───── RECORDS SHOWN ─────

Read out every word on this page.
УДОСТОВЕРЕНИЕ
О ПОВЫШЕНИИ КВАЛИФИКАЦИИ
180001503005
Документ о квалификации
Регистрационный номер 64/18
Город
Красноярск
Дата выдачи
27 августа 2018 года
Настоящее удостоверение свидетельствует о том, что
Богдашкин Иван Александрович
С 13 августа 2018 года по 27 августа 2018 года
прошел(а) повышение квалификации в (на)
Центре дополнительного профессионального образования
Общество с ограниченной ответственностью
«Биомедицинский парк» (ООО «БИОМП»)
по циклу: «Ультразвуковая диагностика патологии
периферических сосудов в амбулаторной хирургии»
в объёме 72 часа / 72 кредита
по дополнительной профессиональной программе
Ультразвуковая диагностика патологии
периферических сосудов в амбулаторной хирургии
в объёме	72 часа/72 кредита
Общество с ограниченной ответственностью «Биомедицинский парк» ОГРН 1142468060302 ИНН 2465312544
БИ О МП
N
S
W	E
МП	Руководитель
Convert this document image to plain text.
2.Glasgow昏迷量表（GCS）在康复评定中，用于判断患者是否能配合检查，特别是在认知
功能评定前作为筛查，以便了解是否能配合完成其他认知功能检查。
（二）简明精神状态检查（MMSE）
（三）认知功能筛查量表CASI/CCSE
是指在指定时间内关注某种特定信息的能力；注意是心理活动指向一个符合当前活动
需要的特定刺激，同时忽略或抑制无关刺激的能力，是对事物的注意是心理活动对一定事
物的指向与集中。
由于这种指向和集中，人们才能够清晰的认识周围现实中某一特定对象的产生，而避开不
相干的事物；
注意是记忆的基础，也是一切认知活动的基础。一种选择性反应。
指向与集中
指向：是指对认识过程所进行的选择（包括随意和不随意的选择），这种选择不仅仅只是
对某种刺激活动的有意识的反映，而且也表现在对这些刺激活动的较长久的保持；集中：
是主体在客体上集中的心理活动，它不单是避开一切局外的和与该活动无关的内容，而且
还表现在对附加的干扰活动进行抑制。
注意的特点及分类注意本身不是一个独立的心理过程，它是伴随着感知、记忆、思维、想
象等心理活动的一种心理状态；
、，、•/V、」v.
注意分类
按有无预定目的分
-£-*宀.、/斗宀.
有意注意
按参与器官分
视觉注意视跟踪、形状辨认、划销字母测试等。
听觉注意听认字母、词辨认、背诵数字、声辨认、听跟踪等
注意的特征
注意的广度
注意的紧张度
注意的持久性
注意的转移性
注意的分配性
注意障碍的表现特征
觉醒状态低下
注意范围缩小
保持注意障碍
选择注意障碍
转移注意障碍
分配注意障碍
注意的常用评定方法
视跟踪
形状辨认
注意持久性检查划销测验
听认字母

─────

--- WORK TO BE COMPLETED ---
Exactly as they are written, print the entries again.

--- TASK ANSWER ---
Read out every word on this page.
УДОСТОВЕРЕНИЕ
О ПОВЫШЕНИИ КВАЛИФИКАЦИИ
180001503005
Документ о квалификации
Регистрационный номер 64/18
Город
Красноярск
Дата выдачи
27 августа 2018 года
Настоящее удостоверение свидетельствует о том, что
Богдашкин Иван Александрович
С 13 августа 2018 года по 27 августа 2018 года
прошел(а) повышение квалификации в (на)
Центре дополнительного профессионального образования
Общество с ограниченной ответственностью
«Биомедицинский парк» (ООО «БИОМП»)
по циклу: «Ультразвуковая диагностика патологии
периферических сосудов в амбулаторной хирургии»
в объёме 72 часа / 72 кредита
по дополнительной профессиональной программе
Ультразвуковая диагностика патологии
периферических сосудов в амбулаторной хирургии
в объёме	72 часа/72 кредита
Общество с ограниченной ответственностью «Биомедицинский парк» ОГРН 1142468060302 ИНН 2465312544
БИ О МП
N
S
W	E
МП	Руководитель
Convert this document image to plain text.
2.Glasgow昏迷量表（GCS）在康复评定中，用于判断患者是否能配合检查，特别是在认知
功能评定前作为筛查，以便了解是否能配合完成其他认知功能检查。
（二）简明精神状态检查（MMSE）
（三）认知功能筛查量表CASI/CCSE
是指在指定时间内关注某种特定信息的能力；注意是心理活动指向一个符合当前活动
需要的特定刺激，同时忽略或抑制无关刺激的能力，是对事物的注意是心理活动对一定事
物的指向与集中。
由于这种指向和集中，人们才能够清晰的认识周围现实中某一特定对象的产生，而避开不
相干的事物；
注意是记忆的基础，也是一切认知活动的基础。一种选择性反应。
指向与集中
指向：是指对认识过程所进行的选择（包括随意和不随意的选择），这种选择不仅仅只是
对某种刺激活动的有意识的反映，而且也表现在对这些刺激活动的较长久的保持；集中：
是主体在客体上集中的心理活动，它不单是避开一切局外的和与该活动无关的内容，而且
还表现在对附加的干扰活动进行抑制。
注意的特点及分类注意本身不是一个独立的心理过程，它是伴随着感知、记忆、思维、想
象等心理活动的一种心理状态；
、，、•/V、」v.
注意分类
按有无预定目的分
-£-*宀.、/斗宀.
有意注意
按参与器官分
视觉注意视跟踪、形状辨认、划销字母测试等。
听觉注意听认字母、词辨认、背诵数字、声辨认、听跟踪等
注意的特征
注意的广度
注意的紧张度
注意的持久性
注意的转移性
注意的分配性
注意障碍的表现特征
觉醒状态低下
注意范围缩小
保持注意障碍
选择注意障碍
转移注意障碍
分配注意障碍
注意的常用评定方法
视跟踪
形状辨认
注意持久性检查划销测验
听认字母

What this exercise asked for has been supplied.